### Given data

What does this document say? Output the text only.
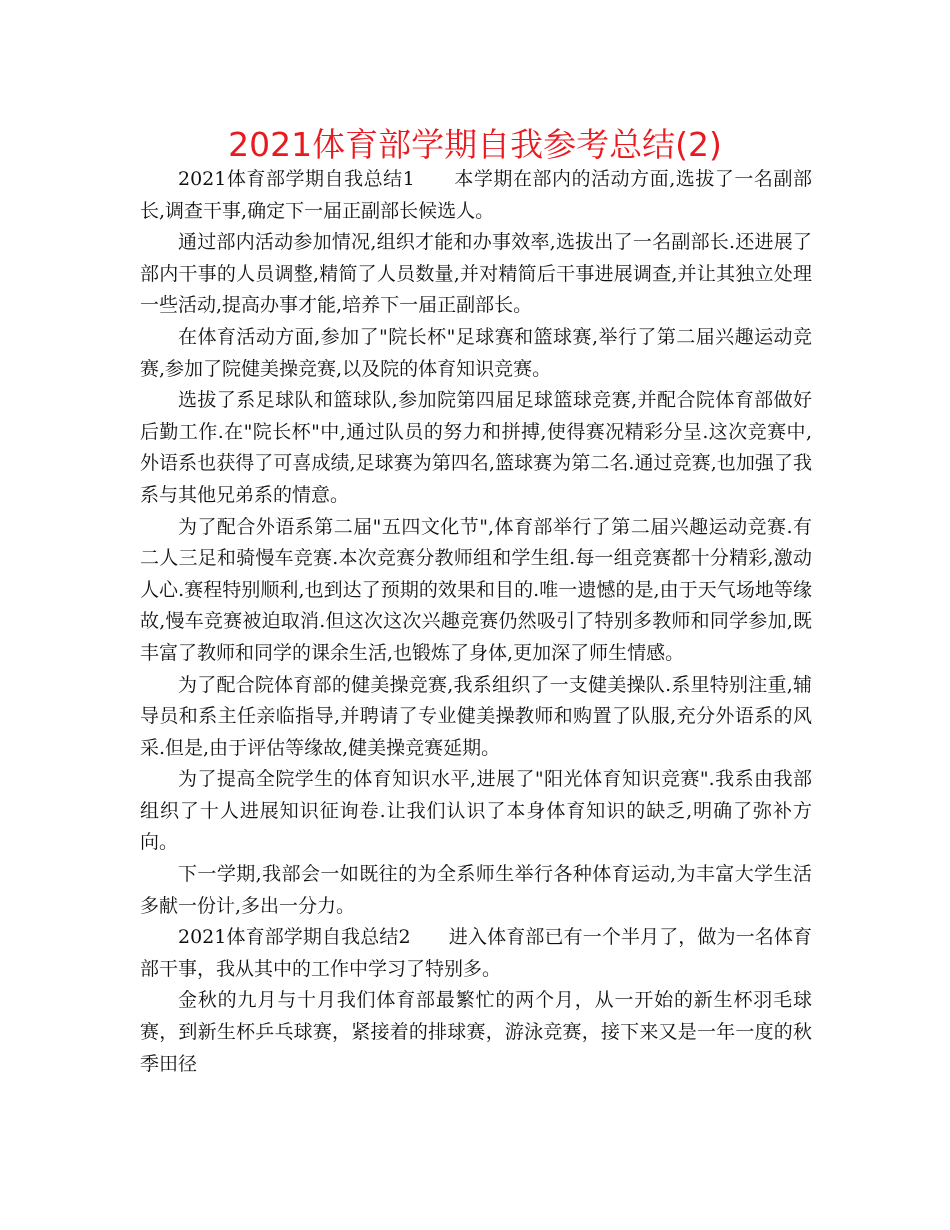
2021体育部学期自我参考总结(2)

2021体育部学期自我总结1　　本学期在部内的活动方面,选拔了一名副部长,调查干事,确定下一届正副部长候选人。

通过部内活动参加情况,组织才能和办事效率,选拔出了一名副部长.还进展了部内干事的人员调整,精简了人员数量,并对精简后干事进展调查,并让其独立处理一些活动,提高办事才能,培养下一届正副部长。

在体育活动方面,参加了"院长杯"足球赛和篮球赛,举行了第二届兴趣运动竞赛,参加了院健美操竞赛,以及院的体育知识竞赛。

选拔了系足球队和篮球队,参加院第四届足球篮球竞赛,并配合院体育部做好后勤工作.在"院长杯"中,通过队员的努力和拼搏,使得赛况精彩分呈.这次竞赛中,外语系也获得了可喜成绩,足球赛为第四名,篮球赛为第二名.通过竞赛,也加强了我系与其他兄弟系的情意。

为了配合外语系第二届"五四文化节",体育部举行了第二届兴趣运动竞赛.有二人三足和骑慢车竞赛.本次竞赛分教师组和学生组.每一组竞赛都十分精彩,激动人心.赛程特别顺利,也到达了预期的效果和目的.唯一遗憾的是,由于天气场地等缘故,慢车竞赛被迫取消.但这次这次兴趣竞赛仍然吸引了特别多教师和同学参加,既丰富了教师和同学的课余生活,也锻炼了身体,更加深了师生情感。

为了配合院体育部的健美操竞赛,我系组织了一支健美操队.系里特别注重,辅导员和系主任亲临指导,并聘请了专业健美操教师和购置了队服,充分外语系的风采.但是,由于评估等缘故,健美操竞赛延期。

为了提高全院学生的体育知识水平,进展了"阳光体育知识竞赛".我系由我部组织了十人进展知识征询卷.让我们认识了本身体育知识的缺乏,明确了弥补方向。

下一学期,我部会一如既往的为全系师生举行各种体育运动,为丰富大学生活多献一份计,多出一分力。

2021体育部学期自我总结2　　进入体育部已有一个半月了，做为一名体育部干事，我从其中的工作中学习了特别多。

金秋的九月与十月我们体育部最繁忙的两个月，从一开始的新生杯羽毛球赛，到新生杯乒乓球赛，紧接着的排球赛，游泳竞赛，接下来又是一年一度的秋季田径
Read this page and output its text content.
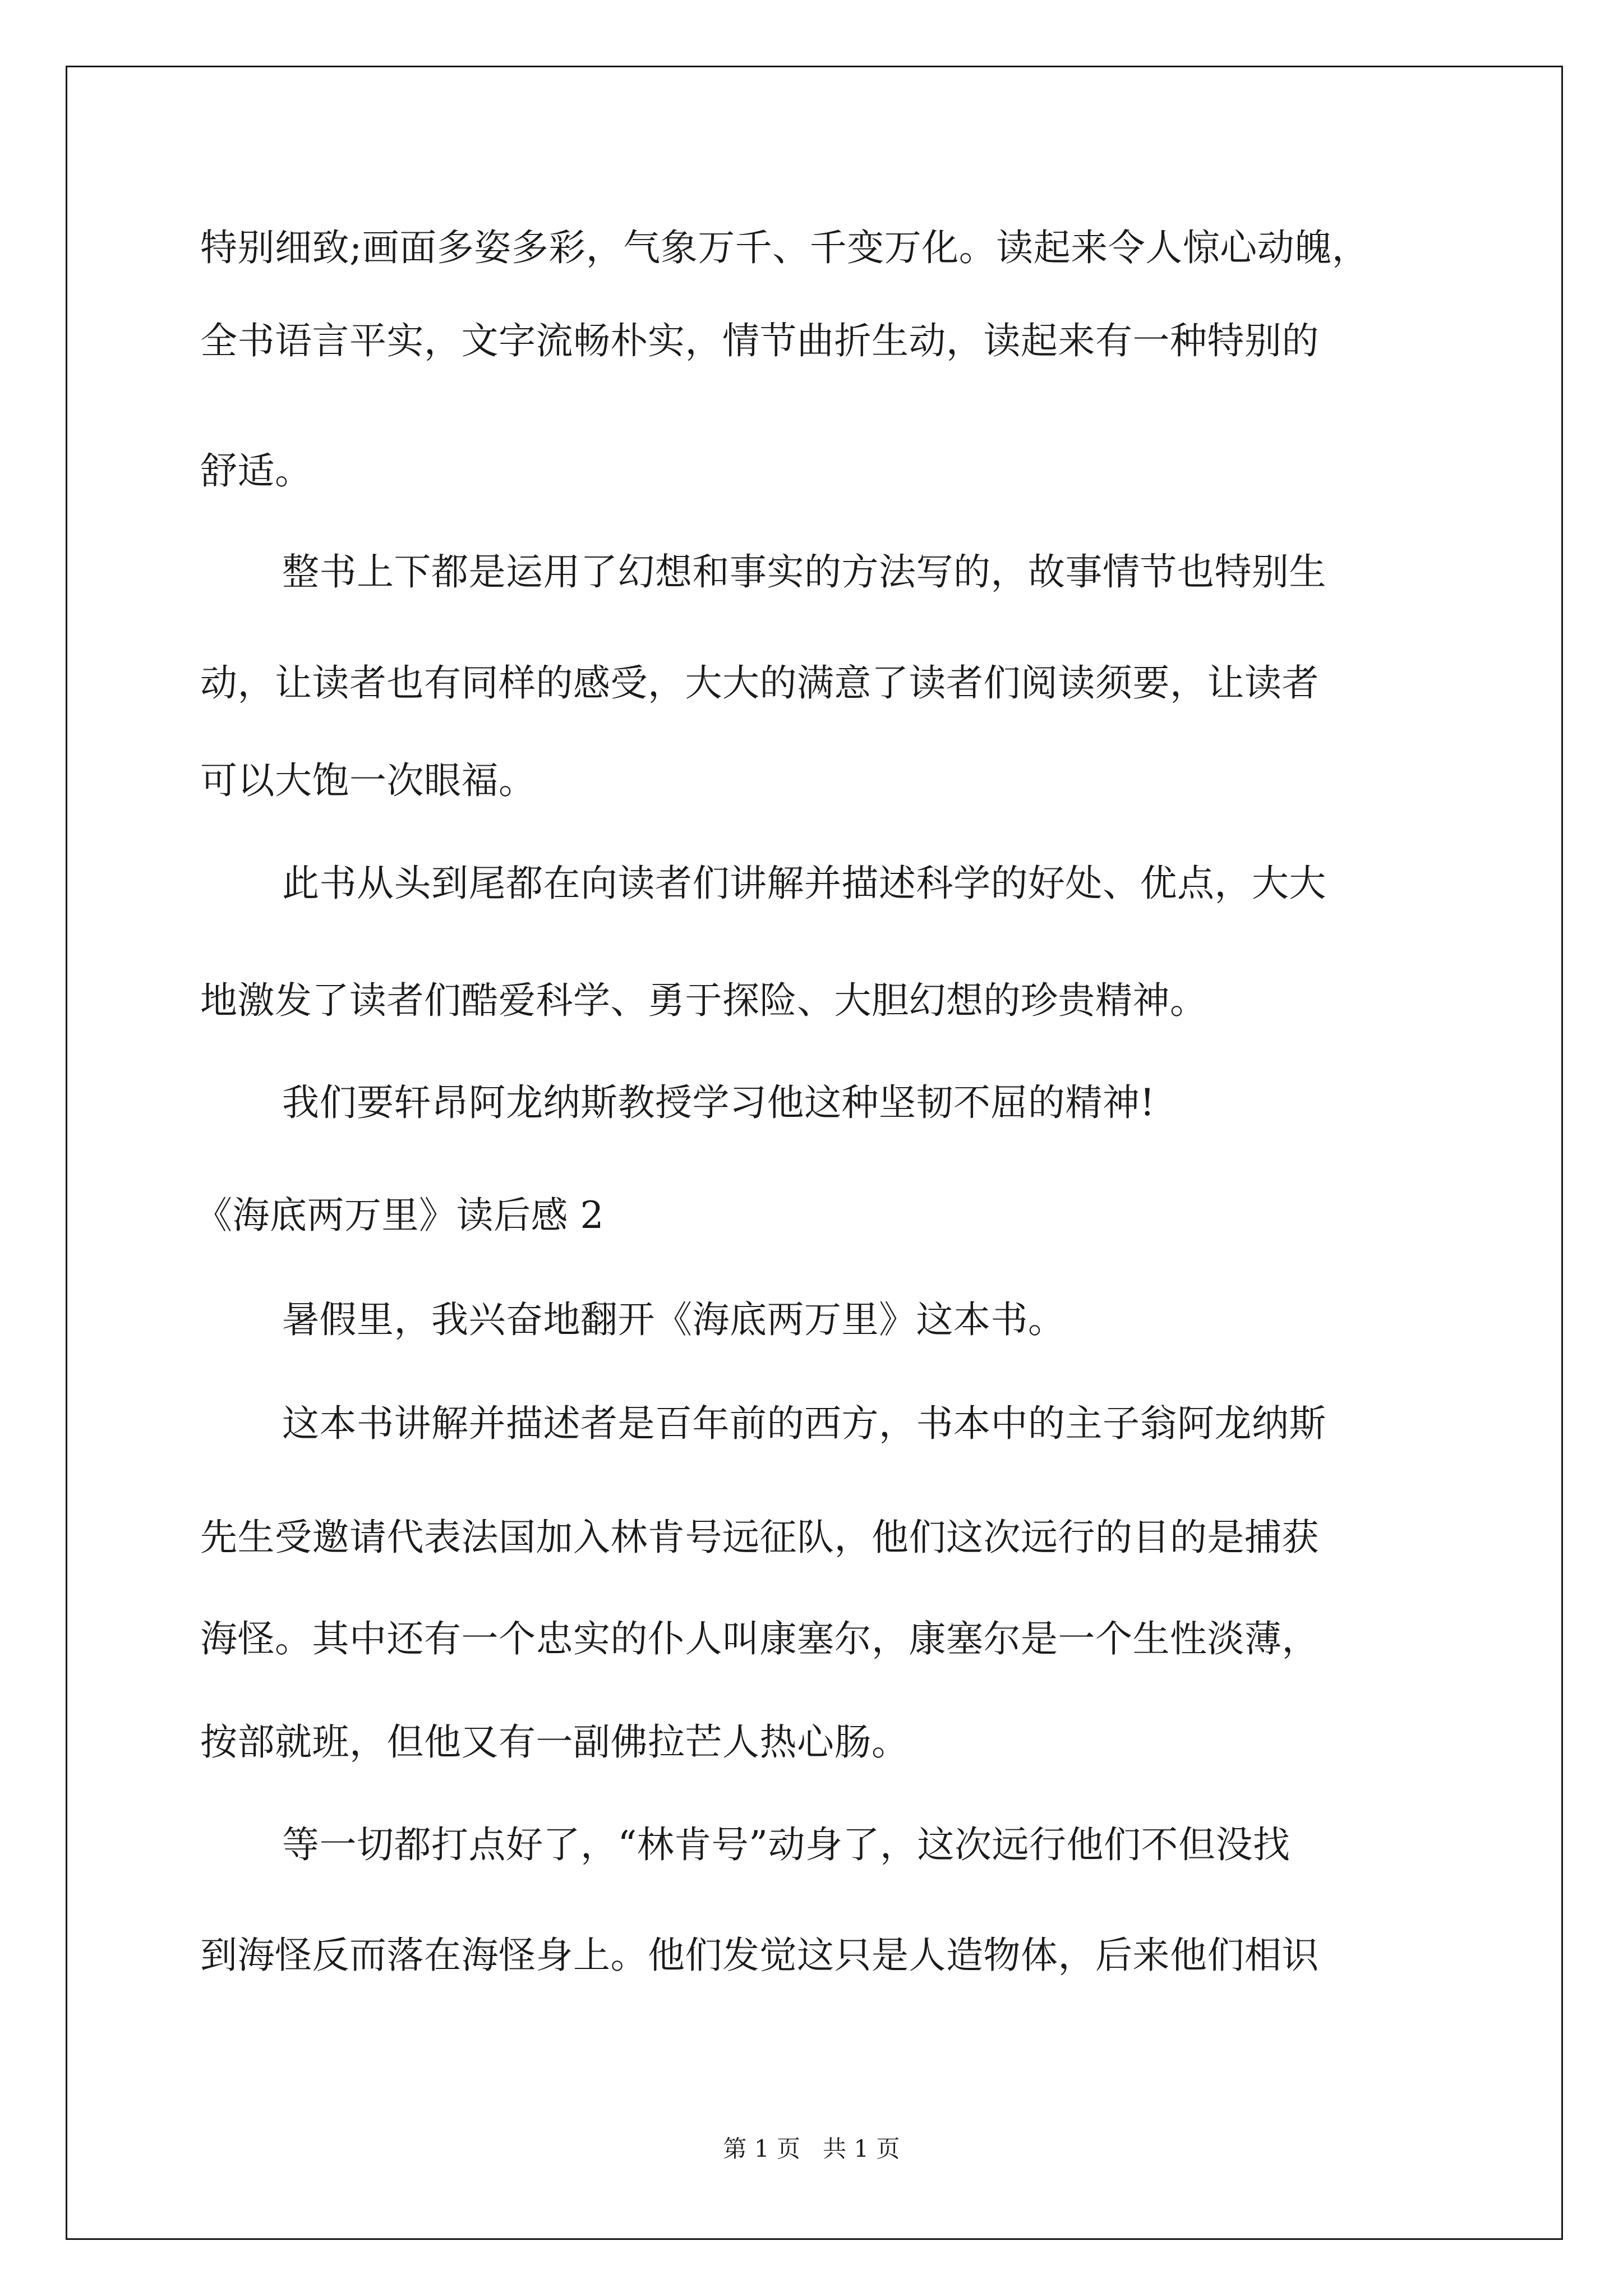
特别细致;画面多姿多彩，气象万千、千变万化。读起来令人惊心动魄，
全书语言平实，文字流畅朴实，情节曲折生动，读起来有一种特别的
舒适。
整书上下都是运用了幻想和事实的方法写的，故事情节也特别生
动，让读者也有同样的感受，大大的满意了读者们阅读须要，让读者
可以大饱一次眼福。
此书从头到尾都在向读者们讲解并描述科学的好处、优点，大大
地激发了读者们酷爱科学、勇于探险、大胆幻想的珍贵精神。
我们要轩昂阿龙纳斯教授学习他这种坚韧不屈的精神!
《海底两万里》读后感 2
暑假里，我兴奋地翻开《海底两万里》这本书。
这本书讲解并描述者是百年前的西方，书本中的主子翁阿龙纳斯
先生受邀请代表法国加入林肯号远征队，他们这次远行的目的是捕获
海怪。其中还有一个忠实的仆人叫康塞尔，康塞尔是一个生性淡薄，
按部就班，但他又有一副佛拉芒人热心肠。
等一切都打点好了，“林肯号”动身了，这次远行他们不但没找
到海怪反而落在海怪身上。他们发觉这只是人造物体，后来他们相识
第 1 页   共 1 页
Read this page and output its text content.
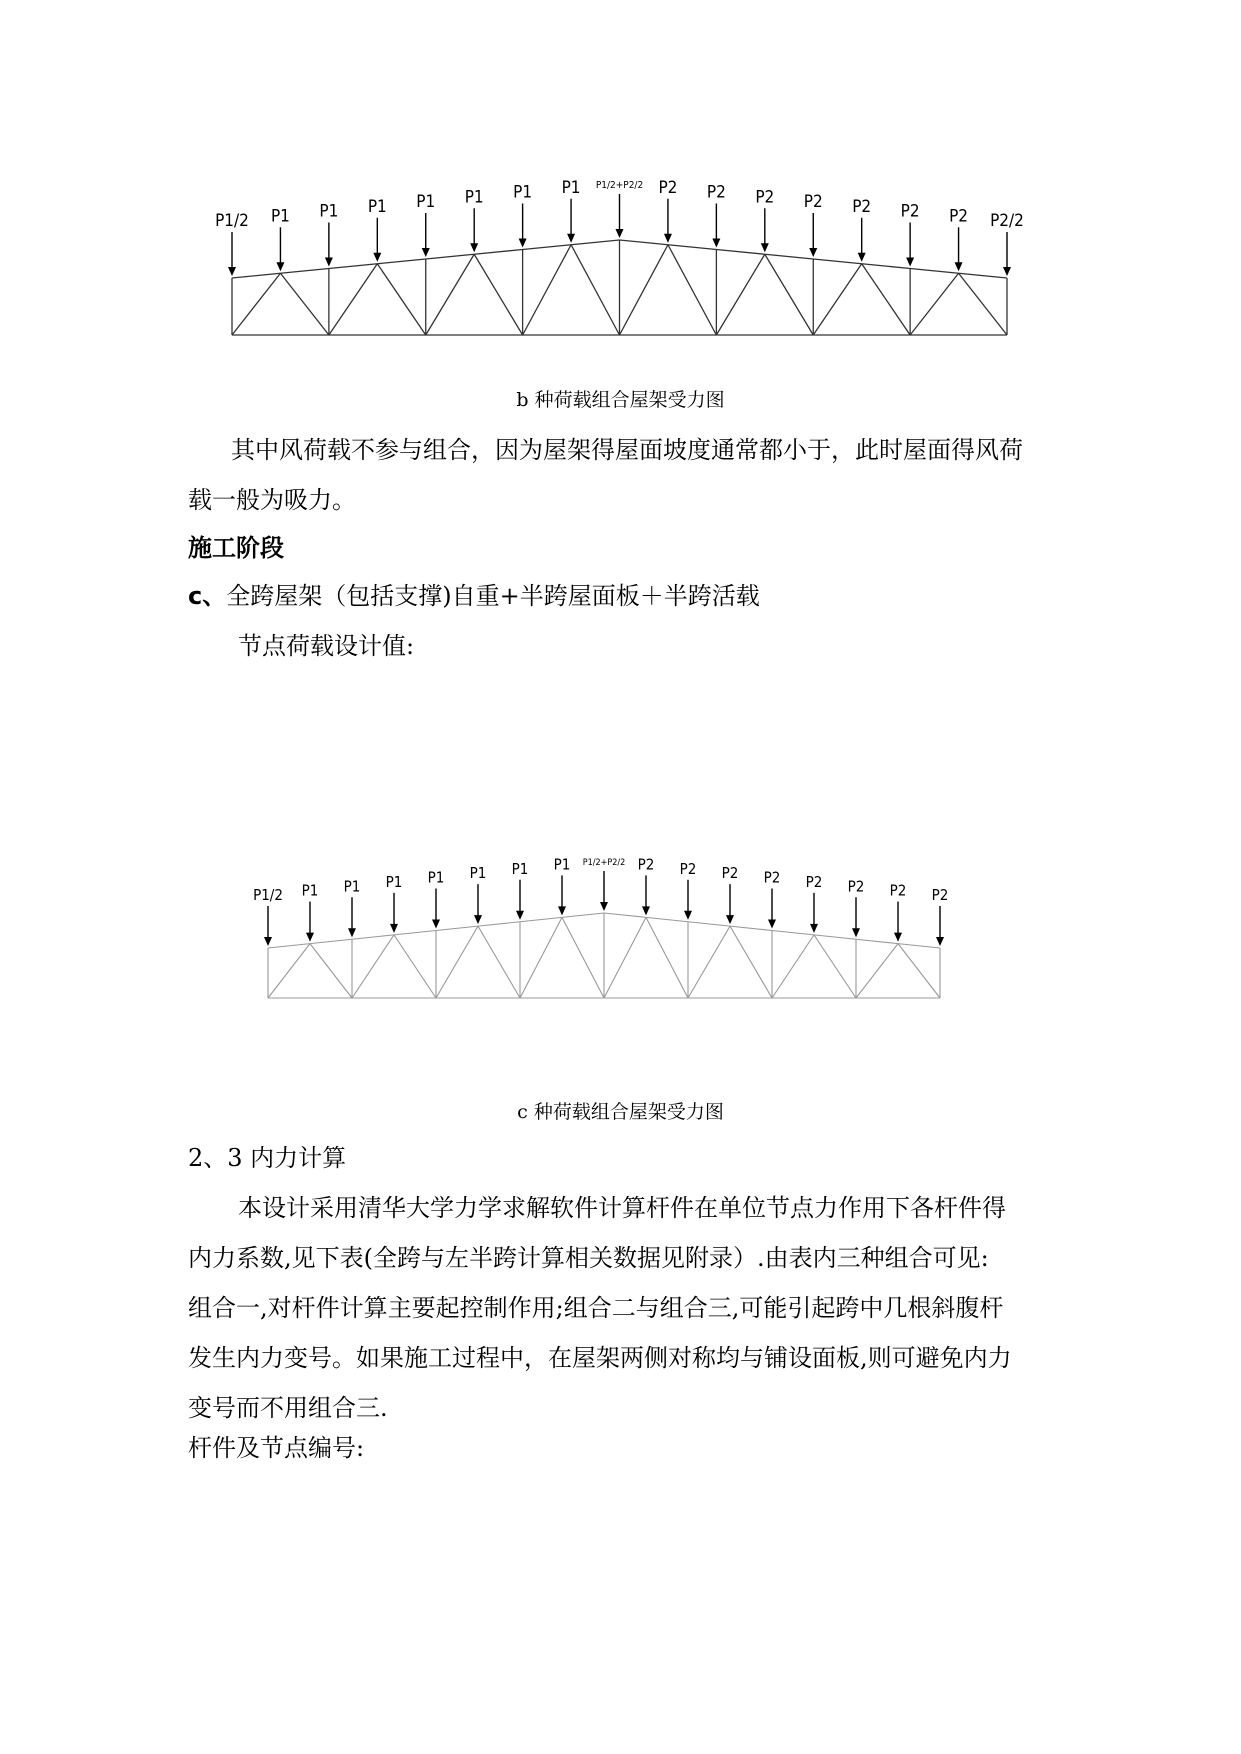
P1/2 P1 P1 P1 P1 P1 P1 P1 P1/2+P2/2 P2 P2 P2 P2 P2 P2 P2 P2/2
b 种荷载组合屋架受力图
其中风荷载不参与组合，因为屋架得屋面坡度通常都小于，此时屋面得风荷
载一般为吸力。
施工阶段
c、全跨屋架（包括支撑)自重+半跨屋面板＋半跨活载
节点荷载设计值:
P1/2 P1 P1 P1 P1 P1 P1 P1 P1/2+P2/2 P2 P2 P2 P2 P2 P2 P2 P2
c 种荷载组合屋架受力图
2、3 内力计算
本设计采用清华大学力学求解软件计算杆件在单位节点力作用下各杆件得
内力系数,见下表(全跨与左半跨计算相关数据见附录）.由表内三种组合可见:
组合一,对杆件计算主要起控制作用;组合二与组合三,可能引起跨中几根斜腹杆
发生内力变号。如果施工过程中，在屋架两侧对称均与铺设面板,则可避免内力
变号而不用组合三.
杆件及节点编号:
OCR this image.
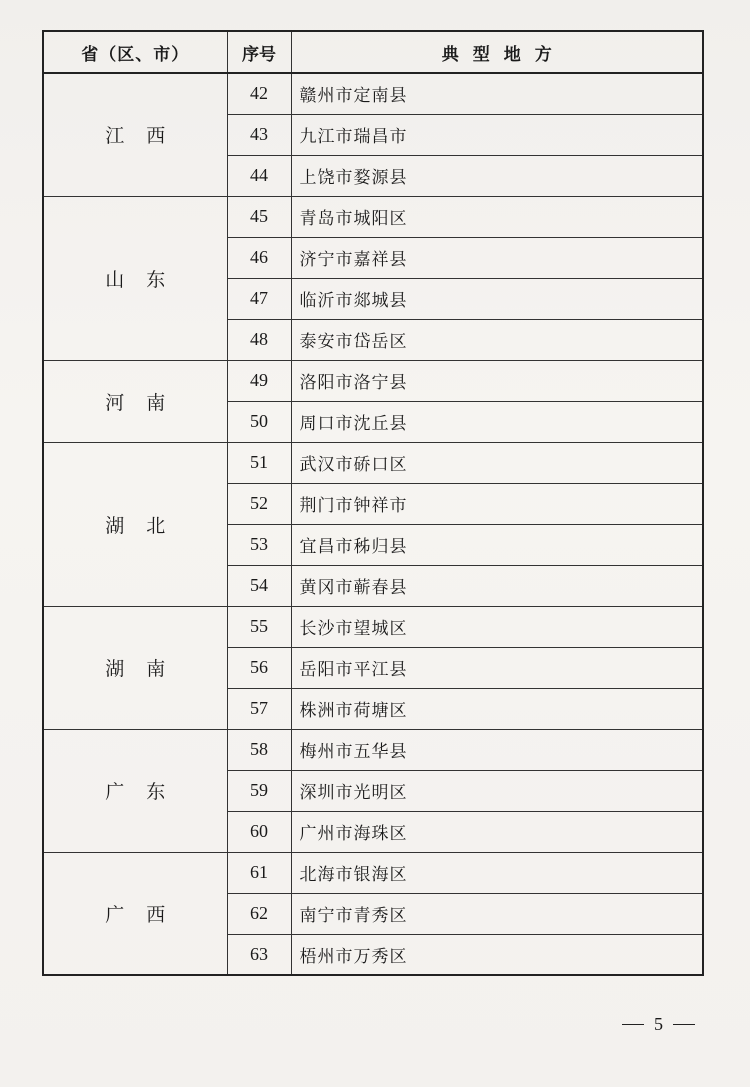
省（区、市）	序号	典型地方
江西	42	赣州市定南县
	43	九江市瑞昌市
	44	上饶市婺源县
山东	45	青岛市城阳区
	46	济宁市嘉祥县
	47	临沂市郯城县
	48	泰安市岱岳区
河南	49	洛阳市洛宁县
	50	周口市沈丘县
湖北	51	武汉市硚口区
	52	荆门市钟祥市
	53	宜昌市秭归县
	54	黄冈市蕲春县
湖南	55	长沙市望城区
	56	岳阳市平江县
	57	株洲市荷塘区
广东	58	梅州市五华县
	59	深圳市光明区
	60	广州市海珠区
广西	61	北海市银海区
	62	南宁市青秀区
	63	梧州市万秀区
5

### Instruction
Starting at the line containing "OCR this image.", write out each line through the last one in the listing above, inclusive, and nothing else. Pictures are excluded from the copy.

### Reply
OCR this image.
省（区、市）	序号	典型地方
江西	42	赣州市定南县
	43	九江市瑞昌市
	44	上饶市婺源县
山东	45	青岛市城阳区
	46	济宁市嘉祥县
	47	临沂市郯城县
	48	泰安市岱岳区
河南	49	洛阳市洛宁县
	50	周口市沈丘县
湖北	51	武汉市硚口区
	52	荆门市钟祥市
	53	宜昌市秭归县
	54	黄冈市蕲春县
湖南	55	长沙市望城区
	56	岳阳市平江县
	57	株洲市荷塘区
广东	58	梅州市五华县
	59	深圳市光明区
	60	广州市海珠区
广西	61	北海市银海区
	62	南宁市青秀区
	63	梧州市万秀区
5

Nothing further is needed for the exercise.